[Dataset excerpts]
"""

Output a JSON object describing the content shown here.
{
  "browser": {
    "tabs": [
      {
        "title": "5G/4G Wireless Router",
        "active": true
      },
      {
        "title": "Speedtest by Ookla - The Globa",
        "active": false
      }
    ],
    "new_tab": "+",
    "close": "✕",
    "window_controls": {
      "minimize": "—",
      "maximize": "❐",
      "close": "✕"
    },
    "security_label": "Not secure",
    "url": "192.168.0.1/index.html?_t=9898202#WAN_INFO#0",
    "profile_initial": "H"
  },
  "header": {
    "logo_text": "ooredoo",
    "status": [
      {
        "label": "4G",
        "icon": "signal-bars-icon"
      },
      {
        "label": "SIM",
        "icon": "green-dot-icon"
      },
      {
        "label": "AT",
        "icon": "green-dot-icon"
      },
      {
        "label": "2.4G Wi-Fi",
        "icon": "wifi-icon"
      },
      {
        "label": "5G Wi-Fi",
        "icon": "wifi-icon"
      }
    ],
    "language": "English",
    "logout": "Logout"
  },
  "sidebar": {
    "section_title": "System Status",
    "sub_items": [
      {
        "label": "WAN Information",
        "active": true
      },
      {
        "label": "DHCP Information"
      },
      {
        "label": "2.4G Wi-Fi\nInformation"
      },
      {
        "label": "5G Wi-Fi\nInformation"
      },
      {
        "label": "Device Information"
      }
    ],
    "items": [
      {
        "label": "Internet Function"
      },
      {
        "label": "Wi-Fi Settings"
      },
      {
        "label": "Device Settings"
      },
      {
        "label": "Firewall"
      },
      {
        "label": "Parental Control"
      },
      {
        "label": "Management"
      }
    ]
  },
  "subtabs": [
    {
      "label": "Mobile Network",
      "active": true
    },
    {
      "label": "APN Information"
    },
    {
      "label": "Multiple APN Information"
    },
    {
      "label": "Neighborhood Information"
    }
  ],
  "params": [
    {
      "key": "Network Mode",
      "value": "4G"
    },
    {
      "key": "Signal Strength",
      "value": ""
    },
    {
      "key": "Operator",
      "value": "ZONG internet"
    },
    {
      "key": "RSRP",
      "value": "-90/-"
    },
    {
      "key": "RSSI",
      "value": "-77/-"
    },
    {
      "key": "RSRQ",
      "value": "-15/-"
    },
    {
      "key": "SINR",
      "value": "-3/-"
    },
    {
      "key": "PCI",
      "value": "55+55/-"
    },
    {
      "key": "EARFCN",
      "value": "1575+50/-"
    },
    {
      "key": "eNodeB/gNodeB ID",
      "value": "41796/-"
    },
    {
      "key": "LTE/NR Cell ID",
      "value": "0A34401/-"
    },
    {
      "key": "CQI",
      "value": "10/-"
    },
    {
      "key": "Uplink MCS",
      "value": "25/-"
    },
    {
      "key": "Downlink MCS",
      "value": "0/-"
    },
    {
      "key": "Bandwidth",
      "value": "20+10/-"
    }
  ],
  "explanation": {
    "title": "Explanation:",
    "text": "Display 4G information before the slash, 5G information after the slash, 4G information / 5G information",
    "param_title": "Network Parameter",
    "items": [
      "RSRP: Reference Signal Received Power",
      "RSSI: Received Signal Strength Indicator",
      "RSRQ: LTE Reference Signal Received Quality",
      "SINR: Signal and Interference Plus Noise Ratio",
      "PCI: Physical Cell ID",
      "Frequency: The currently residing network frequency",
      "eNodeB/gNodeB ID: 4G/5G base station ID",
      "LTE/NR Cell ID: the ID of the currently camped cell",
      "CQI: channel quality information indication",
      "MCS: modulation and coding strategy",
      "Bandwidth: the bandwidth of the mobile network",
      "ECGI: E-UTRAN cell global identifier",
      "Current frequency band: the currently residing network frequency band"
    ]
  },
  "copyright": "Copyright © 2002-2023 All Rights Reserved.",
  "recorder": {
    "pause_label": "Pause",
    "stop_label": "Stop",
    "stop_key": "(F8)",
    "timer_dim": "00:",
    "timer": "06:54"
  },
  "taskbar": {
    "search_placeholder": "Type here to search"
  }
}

"""

• **Aim**
Reply with nothing except the number of lines in the listing above that include "residing".

• **Task result**
2